Exercise requirements:
Using the records below, locate all lines containing "questions" and return them.

Raw data:

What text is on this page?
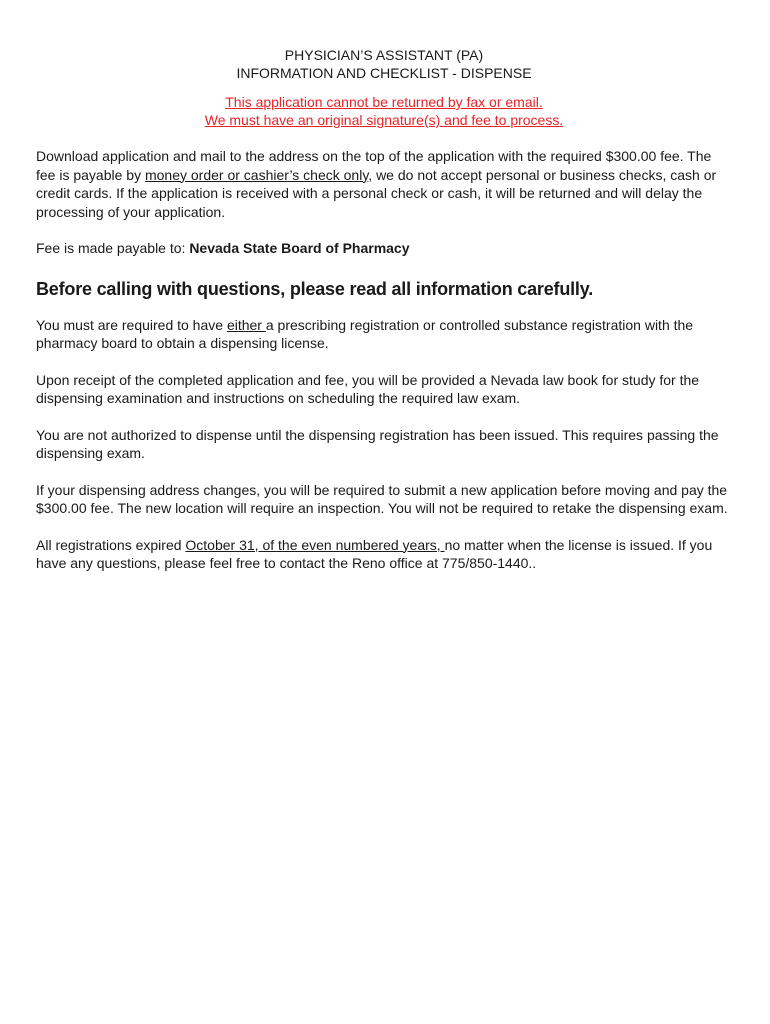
PHYSICIAN’S ASSISTANT (PA)
INFORMATION AND CHECKLIST - DISPENSE
This application cannot be returned by fax or email.
We must have an original signature(s) and fee to process.

Download application and mail to the address on the top of the application with the required $300.00 fee. The fee is payable by money order or cashier’s check only, we do not accept personal or business checks, cash or credit cards. If the application is received with a personal check or cash, it will be returned and will delay the processing of your application.

Fee is made payable to: Nevada State Board of Pharmacy

Before calling with questions, please read all information carefully.

You must are required to have either a prescribing registration or controlled substance registration with the pharmacy board to obtain a dispensing license.

Upon receipt of the completed application and fee, you will be provided a Nevada law book for study for the dispensing examination and instructions on scheduling the required law exam.

You are not authorized to dispense until the dispensing registration has been issued. This requires passing the dispensing exam.

If your dispensing address changes, you will be required to submit a new application before moving and pay the $300.00 fee. The new location will require an inspection. You will not be required to retake the dispensing exam.

All registrations expired October 31, of the even numbered years, no matter when the license is issued. If you have any questions, please feel free to contact the Reno office at 775/850-1440..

Answer to this exercise:
Before calling with questions, please read all information carefully.
All registrations expired October 31, of the even numbered years, no matter when the license is issued. If you have any questions, please feel free to contact the Reno office at 775/850-1440..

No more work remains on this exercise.